• Excerpt to read

What can be done to regain control as the financial industry’s shadow AI issue gets worse?
As tools such as OpenAI’s ChatGPT become ubiquitous, shadow AI is an increasing problem for the financial industry. The tools pose multiple risks, including data leakage and hallucinations, compounded by the fact that in many cases, financial firms don’t even know they are in use.
With AI adoption happening at the edge of the organisation more quickly than governance can keep up, the sector must learn to grapple with this fast-evolving risk. How can security and compliance leaders start to regain control over shadow AI?
Exposed Sector
As a highly-regulated sector that deals with vast amounts of sensitive data, the financial industry is especially exposed to shadow AI. “The industry handles high-value, highly-regulated data under constant pressure to move fast,” according to Leslie Nielsen, CISO at Mimecast. “That combination creates conditions where employees reach for whatever tool helps them to do their job — often before the organisation has any idea it is happening.”
Yet this can also lead employees to feed highly sensitive and privileged data into AI models. Mark McClain, founder and CEO at SailPoint, cites the example of an unauthorised tool being used to handle a loan origination process. “It would be aggregating financial data, analysing credit history, preparing terms, facilitating underwriting and communicating with stakeholders.”
However, left with unrestricted access to company systems, the agent could misinterpret data, approve high-risk loans, or inadvertently expose customer information, triggering compliance violations or reputational damage, he suggests.
Multiple AI Tools
Most shadow AI use is practical and task-driven as employees turn to tools that help them save time or reduce manual effort in their day-to-day work.

• Information

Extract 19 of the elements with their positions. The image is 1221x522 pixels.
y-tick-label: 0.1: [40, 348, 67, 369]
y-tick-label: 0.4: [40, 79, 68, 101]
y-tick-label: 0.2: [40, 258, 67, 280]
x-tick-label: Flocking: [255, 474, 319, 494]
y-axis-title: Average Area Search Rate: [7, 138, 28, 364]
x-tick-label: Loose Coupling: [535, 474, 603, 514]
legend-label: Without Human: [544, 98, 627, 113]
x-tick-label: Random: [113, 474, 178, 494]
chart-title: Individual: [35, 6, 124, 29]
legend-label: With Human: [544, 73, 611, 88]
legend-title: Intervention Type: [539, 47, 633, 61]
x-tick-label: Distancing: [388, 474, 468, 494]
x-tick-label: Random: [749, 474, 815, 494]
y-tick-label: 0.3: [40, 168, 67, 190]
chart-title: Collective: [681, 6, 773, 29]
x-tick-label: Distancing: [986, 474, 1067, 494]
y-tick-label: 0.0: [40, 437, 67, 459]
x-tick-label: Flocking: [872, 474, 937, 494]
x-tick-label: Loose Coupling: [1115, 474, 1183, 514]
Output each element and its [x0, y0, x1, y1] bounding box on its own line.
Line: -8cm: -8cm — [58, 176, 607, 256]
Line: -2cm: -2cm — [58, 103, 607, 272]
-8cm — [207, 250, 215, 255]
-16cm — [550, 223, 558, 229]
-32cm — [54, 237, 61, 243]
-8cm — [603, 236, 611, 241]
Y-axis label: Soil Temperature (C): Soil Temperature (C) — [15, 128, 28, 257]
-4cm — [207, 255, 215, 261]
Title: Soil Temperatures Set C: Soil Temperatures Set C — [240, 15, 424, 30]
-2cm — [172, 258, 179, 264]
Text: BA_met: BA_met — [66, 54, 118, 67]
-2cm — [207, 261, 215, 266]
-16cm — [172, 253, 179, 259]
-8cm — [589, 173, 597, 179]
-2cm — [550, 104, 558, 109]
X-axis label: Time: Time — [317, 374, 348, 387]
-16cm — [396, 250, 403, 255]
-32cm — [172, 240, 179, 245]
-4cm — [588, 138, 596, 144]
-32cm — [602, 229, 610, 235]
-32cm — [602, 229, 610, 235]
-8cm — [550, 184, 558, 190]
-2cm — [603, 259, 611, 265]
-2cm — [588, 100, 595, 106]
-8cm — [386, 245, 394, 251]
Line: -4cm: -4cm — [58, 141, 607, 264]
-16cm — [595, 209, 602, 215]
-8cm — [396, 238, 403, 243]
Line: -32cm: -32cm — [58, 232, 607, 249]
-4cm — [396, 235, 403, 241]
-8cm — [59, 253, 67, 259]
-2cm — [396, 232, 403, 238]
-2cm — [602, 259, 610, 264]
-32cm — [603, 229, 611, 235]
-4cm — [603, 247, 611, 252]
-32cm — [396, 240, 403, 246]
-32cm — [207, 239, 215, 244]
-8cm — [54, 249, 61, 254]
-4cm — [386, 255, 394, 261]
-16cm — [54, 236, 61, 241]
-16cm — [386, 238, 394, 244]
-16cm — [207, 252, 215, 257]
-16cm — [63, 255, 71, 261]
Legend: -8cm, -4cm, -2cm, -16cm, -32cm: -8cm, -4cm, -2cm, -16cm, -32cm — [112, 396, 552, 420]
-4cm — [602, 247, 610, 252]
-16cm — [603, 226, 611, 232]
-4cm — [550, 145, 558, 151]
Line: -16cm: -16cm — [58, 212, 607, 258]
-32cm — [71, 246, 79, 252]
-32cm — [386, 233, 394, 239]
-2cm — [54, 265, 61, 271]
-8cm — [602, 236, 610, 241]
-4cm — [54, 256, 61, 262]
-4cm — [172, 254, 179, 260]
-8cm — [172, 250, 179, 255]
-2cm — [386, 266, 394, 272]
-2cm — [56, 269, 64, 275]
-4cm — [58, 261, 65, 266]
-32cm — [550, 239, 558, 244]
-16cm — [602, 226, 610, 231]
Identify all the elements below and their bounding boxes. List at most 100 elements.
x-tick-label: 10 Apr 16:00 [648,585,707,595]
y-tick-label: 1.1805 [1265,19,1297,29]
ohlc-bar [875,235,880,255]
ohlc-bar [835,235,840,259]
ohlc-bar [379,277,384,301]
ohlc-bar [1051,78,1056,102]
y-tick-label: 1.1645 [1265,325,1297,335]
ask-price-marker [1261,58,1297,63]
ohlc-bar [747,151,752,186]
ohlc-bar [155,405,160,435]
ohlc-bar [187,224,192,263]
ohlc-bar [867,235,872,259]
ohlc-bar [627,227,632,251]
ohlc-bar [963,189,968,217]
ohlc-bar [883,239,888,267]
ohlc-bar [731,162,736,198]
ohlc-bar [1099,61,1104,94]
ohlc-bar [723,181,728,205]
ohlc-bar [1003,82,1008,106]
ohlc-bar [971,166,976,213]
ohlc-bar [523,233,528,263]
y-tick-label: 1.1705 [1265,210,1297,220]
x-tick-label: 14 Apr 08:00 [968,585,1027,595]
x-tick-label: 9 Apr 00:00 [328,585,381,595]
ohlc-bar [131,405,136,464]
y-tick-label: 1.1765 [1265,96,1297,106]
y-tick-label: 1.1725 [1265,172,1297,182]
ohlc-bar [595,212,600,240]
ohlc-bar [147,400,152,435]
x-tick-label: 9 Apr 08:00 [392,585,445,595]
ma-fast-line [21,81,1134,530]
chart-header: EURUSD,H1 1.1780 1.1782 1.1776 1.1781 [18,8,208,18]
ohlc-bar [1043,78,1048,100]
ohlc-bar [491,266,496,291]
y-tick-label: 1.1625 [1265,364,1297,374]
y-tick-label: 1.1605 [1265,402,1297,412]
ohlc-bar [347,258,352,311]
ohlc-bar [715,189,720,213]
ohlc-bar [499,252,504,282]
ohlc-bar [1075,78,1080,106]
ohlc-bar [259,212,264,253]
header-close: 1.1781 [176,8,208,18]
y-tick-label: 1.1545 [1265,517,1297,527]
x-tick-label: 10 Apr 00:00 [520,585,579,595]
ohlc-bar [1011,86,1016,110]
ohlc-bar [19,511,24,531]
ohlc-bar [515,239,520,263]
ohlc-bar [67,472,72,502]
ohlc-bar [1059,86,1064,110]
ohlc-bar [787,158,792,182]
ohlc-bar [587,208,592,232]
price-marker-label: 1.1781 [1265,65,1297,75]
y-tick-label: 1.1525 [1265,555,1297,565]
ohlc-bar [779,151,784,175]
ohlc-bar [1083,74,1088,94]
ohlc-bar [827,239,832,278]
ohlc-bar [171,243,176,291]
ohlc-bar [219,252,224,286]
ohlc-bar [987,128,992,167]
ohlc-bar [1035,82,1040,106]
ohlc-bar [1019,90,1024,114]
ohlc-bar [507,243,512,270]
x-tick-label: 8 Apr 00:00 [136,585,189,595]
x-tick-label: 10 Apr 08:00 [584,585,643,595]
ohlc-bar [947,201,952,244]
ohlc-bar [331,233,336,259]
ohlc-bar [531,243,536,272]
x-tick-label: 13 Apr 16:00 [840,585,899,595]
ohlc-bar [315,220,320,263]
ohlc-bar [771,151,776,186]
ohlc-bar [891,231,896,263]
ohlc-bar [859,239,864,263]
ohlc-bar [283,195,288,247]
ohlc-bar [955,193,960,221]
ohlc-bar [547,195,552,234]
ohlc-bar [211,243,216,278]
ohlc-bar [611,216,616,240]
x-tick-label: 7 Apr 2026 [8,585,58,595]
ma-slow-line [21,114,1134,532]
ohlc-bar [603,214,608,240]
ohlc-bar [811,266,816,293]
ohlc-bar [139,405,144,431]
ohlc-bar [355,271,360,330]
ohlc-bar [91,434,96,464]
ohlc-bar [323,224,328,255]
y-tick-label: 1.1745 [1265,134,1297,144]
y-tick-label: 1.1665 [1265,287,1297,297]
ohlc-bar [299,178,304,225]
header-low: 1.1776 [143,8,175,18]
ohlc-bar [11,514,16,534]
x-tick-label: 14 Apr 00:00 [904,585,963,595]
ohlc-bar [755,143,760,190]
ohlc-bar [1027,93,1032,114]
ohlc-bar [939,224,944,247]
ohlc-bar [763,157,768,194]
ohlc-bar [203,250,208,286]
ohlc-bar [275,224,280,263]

• Directions
(a) Please transcribe everything in the shadow AI article from "As tools such" down to "are in use.".
(b) Answer these questions from the shadow AI article:
(i) Which two risks of the tools does the article name first?
(ii) What position does Leslie Nielsen hold, and at which company?
(iii) For which process does Mark McClain give the example of an unauthorized tool?

• Answers to the exercises
(a)
As tools such as OpenAI’s ChatGPT become ubiquitous, shadow AI is an increasing problem for the financial industry. The tools pose multiple risks, including data leakage and hallucinations, compounded by the fact that in many cases, financial firms don’t even know they are in use.

(b)
(i) Data leakage and hallucinations.
(ii) CISO at Mimecast.
(iii) A loan origination process.